Aim →
Please give the listing again in its entirety, exactly as written.

-- START Data for this exercise --

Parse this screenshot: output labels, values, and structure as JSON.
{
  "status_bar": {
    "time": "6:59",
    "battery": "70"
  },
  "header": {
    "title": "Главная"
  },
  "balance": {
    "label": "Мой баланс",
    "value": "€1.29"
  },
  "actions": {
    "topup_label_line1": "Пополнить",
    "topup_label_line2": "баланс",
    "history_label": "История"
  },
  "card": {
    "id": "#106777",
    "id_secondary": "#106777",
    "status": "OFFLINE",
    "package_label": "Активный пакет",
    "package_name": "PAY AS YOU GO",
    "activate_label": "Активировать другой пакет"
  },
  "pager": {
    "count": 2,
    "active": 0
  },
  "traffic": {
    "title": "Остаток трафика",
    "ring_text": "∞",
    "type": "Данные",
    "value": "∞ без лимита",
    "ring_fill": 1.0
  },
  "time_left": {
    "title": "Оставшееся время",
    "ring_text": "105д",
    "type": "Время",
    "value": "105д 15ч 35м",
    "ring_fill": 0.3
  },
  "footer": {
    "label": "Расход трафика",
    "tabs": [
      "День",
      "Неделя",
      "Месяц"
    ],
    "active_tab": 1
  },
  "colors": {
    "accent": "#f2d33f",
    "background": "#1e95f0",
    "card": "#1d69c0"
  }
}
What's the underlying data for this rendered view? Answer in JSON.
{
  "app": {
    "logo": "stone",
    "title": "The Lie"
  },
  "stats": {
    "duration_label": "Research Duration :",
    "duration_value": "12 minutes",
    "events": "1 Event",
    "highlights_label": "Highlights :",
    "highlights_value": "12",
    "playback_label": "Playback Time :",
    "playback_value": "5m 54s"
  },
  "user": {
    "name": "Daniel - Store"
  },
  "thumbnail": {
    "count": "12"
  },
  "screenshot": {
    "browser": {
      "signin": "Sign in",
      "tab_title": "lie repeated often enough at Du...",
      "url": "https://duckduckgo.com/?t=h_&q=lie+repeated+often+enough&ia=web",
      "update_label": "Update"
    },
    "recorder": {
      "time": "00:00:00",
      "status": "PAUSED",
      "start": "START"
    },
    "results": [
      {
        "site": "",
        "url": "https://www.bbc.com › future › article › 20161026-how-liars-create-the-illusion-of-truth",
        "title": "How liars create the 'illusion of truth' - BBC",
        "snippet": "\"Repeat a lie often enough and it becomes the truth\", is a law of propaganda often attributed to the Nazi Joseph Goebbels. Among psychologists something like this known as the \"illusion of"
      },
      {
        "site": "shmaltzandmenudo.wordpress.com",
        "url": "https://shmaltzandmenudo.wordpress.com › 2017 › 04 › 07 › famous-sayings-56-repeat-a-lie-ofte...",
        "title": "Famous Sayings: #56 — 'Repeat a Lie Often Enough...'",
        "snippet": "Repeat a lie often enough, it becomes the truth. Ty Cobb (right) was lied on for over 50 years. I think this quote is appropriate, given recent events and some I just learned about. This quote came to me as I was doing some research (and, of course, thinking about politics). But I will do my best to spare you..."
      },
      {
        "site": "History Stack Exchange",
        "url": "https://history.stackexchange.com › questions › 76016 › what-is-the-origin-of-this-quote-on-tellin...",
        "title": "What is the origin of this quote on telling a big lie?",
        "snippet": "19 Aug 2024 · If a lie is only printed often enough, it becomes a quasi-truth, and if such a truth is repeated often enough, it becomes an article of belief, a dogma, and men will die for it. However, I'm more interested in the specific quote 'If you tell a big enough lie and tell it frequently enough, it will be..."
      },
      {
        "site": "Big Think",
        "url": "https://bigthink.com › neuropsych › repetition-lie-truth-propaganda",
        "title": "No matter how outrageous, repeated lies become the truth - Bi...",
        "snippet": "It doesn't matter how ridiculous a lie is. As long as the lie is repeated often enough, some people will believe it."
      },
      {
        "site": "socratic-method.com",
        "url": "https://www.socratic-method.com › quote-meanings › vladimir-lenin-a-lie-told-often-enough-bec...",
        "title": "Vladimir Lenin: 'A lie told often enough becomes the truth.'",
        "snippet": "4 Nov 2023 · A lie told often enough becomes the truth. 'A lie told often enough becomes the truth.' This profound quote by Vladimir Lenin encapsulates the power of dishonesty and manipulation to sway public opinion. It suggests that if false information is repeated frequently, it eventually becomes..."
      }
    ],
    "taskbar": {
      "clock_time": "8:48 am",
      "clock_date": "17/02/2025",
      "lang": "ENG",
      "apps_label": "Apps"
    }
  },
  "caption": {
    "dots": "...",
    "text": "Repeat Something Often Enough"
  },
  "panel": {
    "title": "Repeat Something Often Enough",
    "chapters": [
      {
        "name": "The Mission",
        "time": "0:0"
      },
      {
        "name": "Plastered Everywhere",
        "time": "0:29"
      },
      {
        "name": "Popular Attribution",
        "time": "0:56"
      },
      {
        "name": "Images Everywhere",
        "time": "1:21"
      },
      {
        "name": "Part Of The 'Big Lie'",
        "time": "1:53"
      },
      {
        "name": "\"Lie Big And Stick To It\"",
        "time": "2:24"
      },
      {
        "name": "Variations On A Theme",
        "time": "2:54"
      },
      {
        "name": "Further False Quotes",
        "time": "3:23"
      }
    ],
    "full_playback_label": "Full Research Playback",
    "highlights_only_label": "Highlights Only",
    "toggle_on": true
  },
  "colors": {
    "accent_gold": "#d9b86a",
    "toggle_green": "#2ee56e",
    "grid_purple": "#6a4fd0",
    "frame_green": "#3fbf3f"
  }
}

-- END Data for this exercise --

Written solution →
Parse this screenshot: output labels, values, and structure as JSON.
{
  "status_bar": {
    "time": "6:59",
    "battery": "70"
  },
  "header": {
    "title": "Главная"
  },
  "balance": {
    "label": "Мой баланс",
    "value": "€1.29"
  },
  "actions": {
    "topup_label_line1": "Пополнить",
    "topup_label_line2": "баланс",
    "history_label": "История"
  },
  "card": {
    "id": "#106777",
    "id_secondary": "#106777",
    "status": "OFFLINE",
    "package_label": "Активный пакет",
    "package_name": "PAY AS YOU GO",
    "activate_label": "Активировать другой пакет"
  },
  "pager": {
    "count": 2,
    "active": 0
  },
  "traffic": {
    "title": "Остаток трафика",
    "ring_text": "∞",
    "type": "Данные",
    "value": "∞ без лимита",
    "ring_fill": 1.0
  },
  "time_left": {
    "title": "Оставшееся время",
    "ring_text": "105д",
    "type": "Время",
    "value": "105д 15ч 35м",
    "ring_fill": 0.3
  },
  "footer": {
    "label": "Расход трафика",
    "tabs": [
      "День",
      "Неделя",
      "Месяц"
    ],
    "active_tab": 1
  },
  "colors": {
    "accent": "#f2d33f",
    "background": "#1e95f0",
    "card": "#1d69c0"
  }
}
What's the underlying data for this rendered view? Answer in JSON.
{
  "app": {
    "logo": "stone",
    "title": "The Lie"
  },
  "stats": {
    "duration_label": "Research Duration :",
    "duration_value": "12 minutes",
    "events": "1 Event",
    "highlights_label": "Highlights :",
    "highlights_value": "12",
    "playback_label": "Playback Time :",
    "playback_value": "5m 54s"
  },
  "user": {
    "name": "Daniel - Store"
  },
  "thumbnail": {
    "count": "12"
  },
  "screenshot": {
    "browser": {
      "signin": "Sign in",
      "tab_title": "lie repeated often enough at Du...",
      "url": "https://duckduckgo.com/?t=h_&q=lie+repeated+often+enough&ia=web",
      "update_label": "Update"
    },
    "recorder": {
      "time": "00:00:00",
      "status": "PAUSED",
      "start": "START"
    },
    "results": [
      {
        "site": "",
        "url": "https://www.bbc.com › future › article › 20161026-how-liars-create-the-illusion-of-truth",
        "title": "How liars create the 'illusion of truth' - BBC",
        "snippet": "\"Repeat a lie often enough and it becomes the truth\", is a law of propaganda often attributed to the Nazi Joseph Goebbels. Among psychologists something like this known as the \"illusion of"
      },
      {
        "site": "shmaltzandmenudo.wordpress.com",
        "url": "https://shmaltzandmenudo.wordpress.com › 2017 › 04 › 07 › famous-sayings-56-repeat-a-lie-ofte...",
        "title": "Famous Sayings: #56 — 'Repeat a Lie Often Enough...'",
        "snippet": "Repeat a lie often enough, it becomes the truth. Ty Cobb (right) was lied on for over 50 years. I think this quote is appropriate, given recent events and some I just learned about. This quote came to me as I was doing some research (and, of course, thinking about politics). But I will do my best to spare you..."
      },
      {
        "site": "History Stack Exchange",
        "url": "https://history.stackexchange.com › questions › 76016 › what-is-the-origin-of-this-quote-on-tellin...",
        "title": "What is the origin of this quote on telling a big lie?",
        "snippet": "19 Aug 2024 · If a lie is only printed often enough, it becomes a quasi-truth, and if such a truth is repeated often enough, it becomes an article of belief, a dogma, and men will die for it. However, I'm more interested in the specific quote 'If you tell a big enough lie and tell it frequently enough, it will be..."
      },
      {
        "site": "Big Think",
        "url": "https://bigthink.com › neuropsych › repetition-lie-truth-propaganda",
        "title": "No matter how outrageous, repeated lies become the truth - Bi...",
        "snippet": "It doesn't matter how ridiculous a lie is. As long as the lie is repeated often enough, some people will believe it."
      },
      {
        "site": "socratic-method.com",
        "url": "https://www.socratic-method.com › quote-meanings › vladimir-lenin-a-lie-told-often-enough-bec...",
        "title": "Vladimir Lenin: 'A lie told often enough becomes the truth.'",
        "snippet": "4 Nov 2023 · A lie told often enough becomes the truth. 'A lie told often enough becomes the truth.' This profound quote by Vladimir Lenin encapsulates the power of dishonesty and manipulation to sway public opinion. It suggests that if false information is repeated frequently, it eventually becomes..."
      }
    ],
    "taskbar": {
      "clock_time": "8:48 am",
      "clock_date": "17/02/2025",
      "lang": "ENG",
      "apps_label": "Apps"
    }
  },
  "caption": {
    "dots": "...",
    "text": "Repeat Something Often Enough"
  },
  "panel": {
    "title": "Repeat Something Often Enough",
    "chapters": [
      {
        "name": "The Mission",
        "time": "0:0"
      },
      {
        "name": "Plastered Everywhere",
        "time": "0:29"
      },
      {
        "name": "Popular Attribution",
        "time": "0:56"
      },
      {
        "name": "Images Everywhere",
        "time": "1:21"
      },
      {
        "name": "Part Of The 'Big Lie'",
        "time": "1:53"
      },
      {
        "name": "\"Lie Big And Stick To It\"",
        "time": "2:24"
      },
      {
        "name": "Variations On A Theme",
        "time": "2:54"
      },
      {
        "name": "Further False Quotes",
        "time": "3:23"
      }
    ],
    "full_playback_label": "Full Research Playback",
    "highlights_only_label": "Highlights Only",
    "toggle_on": true
  },
  "colors": {
    "accent_gold": "#d9b86a",
    "toggle_green": "#2ee56e",
    "grid_purple": "#6a4fd0",
    "frame_green": "#3fbf3f"
  }
}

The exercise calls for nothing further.